**INSTRUCTIONS TO FOLLOW**
Determine which lines of the records include the word "object", and copy them.

**RECORDS FOR THIS EXERCISE**
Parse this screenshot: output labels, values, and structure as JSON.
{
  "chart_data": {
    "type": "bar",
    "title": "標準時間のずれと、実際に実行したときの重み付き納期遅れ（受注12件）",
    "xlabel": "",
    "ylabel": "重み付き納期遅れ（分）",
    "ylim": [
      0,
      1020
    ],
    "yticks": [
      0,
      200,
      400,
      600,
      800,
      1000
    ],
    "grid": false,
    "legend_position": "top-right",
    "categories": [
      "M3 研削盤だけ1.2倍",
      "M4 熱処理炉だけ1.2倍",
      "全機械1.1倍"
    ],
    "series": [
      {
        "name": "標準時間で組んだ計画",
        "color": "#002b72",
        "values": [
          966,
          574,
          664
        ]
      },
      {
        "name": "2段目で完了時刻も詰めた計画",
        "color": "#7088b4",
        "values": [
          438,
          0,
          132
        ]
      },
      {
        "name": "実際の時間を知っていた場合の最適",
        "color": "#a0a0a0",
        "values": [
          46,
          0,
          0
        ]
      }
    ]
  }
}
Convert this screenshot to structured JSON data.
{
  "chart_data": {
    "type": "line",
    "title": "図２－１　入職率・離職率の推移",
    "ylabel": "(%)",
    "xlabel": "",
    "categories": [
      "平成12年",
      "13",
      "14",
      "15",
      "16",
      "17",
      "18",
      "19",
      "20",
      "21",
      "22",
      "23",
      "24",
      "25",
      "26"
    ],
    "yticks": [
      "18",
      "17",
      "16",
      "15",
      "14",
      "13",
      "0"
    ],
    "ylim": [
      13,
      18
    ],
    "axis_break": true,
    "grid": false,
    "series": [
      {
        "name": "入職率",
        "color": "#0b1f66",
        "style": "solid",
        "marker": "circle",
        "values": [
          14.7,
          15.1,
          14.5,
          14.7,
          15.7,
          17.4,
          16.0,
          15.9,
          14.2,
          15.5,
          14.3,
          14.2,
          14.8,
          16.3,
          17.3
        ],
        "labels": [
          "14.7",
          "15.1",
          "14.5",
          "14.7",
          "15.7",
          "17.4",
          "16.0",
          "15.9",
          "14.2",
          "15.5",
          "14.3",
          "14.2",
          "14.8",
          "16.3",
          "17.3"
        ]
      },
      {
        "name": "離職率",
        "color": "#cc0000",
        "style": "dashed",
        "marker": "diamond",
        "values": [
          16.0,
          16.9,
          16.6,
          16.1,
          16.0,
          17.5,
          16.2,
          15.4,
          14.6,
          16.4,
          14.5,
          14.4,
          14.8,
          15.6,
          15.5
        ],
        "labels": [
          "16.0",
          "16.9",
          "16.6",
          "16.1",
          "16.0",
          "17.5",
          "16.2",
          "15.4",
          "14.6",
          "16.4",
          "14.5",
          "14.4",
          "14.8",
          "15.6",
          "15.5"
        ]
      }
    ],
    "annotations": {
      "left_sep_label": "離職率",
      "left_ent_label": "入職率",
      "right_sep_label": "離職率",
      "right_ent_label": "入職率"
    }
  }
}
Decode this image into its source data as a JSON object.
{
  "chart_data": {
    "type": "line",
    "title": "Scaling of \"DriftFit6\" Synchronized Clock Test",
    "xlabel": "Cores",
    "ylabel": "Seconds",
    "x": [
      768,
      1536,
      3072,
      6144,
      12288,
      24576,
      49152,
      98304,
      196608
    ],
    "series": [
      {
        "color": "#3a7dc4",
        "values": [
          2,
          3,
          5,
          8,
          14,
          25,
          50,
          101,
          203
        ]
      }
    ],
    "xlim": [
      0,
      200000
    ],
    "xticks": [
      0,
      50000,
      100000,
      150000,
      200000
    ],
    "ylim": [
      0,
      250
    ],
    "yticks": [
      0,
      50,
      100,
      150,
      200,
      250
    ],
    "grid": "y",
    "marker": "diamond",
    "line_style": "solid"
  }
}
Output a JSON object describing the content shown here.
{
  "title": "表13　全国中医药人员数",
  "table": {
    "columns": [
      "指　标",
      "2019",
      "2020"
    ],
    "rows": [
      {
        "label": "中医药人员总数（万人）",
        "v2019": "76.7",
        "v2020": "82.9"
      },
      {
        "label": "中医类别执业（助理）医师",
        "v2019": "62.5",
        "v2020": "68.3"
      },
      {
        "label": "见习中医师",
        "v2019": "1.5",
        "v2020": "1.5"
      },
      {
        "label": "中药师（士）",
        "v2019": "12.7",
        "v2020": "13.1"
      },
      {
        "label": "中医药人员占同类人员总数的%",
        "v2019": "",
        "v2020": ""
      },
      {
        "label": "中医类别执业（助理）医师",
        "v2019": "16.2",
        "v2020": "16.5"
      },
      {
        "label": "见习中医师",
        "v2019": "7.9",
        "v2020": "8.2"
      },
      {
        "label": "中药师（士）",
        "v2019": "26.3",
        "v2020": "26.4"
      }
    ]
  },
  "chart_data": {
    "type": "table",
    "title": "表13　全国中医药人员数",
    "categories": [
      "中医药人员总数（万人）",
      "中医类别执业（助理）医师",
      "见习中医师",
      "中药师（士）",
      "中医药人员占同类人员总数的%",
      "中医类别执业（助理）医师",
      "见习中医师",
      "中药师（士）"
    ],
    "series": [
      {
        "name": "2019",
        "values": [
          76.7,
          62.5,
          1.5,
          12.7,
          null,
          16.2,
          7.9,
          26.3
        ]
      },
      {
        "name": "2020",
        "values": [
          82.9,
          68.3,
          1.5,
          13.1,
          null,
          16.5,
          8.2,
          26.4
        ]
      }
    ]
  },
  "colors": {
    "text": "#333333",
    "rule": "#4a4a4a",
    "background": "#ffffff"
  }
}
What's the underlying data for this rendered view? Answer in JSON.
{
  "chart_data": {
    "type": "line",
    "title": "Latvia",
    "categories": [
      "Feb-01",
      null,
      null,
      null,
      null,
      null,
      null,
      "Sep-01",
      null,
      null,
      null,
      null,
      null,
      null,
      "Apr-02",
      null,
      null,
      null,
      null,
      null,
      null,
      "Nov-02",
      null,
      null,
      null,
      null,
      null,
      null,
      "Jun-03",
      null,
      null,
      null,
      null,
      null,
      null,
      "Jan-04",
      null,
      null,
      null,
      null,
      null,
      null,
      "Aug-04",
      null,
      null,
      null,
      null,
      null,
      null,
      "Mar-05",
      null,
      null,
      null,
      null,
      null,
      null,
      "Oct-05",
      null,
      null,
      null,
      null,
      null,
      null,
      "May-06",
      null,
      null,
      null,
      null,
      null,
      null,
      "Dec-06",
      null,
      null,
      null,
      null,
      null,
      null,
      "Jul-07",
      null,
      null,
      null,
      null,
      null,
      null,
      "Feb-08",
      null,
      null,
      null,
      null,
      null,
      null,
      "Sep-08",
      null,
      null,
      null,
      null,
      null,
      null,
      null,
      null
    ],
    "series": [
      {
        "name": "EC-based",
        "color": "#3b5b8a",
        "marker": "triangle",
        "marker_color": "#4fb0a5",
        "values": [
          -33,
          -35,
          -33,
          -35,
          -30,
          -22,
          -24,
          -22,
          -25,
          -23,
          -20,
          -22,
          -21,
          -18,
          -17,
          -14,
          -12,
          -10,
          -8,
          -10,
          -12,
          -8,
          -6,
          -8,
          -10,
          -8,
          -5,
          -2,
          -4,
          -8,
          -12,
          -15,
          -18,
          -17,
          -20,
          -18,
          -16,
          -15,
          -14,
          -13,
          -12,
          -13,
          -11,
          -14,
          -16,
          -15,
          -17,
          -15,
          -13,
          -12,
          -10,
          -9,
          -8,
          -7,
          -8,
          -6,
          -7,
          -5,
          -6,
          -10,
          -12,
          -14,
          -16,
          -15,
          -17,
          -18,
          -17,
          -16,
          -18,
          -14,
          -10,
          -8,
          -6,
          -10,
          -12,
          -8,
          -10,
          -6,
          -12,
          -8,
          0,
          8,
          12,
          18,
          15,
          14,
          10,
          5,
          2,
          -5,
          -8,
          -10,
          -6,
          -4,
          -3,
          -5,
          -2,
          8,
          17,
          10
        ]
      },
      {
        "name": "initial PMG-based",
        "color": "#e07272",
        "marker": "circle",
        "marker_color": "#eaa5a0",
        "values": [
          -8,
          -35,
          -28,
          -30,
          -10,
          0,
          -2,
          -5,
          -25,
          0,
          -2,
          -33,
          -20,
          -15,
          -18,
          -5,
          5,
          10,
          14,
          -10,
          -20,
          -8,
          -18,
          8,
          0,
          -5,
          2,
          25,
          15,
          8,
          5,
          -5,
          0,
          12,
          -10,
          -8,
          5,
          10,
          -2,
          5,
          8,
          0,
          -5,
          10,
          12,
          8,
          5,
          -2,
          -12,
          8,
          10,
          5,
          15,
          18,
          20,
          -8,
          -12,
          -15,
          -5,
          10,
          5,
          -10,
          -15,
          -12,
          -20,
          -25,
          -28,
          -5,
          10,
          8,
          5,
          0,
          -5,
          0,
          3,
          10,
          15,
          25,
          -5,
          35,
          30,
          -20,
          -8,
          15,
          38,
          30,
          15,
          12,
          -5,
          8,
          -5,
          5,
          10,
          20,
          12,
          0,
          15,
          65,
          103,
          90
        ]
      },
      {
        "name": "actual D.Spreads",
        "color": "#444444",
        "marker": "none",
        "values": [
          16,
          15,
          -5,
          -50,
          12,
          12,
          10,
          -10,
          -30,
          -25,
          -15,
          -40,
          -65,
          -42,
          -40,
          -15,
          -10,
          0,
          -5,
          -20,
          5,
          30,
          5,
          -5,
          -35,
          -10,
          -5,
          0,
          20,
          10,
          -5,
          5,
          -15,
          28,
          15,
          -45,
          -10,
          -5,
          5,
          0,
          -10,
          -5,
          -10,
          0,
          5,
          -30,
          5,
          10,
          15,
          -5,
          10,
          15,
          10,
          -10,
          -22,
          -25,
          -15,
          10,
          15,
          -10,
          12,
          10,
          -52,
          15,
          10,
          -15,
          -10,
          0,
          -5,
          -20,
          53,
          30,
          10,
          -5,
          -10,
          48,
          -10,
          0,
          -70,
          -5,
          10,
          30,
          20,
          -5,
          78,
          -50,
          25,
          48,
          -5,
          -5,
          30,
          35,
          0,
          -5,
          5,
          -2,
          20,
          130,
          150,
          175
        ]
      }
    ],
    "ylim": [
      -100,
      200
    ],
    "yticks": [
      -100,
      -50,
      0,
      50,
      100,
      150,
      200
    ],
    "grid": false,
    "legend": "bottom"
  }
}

**RESULT OF THE EXERCISE**
Decode this image into its source data as a JSON object.
Output a JSON object describing the content shown here.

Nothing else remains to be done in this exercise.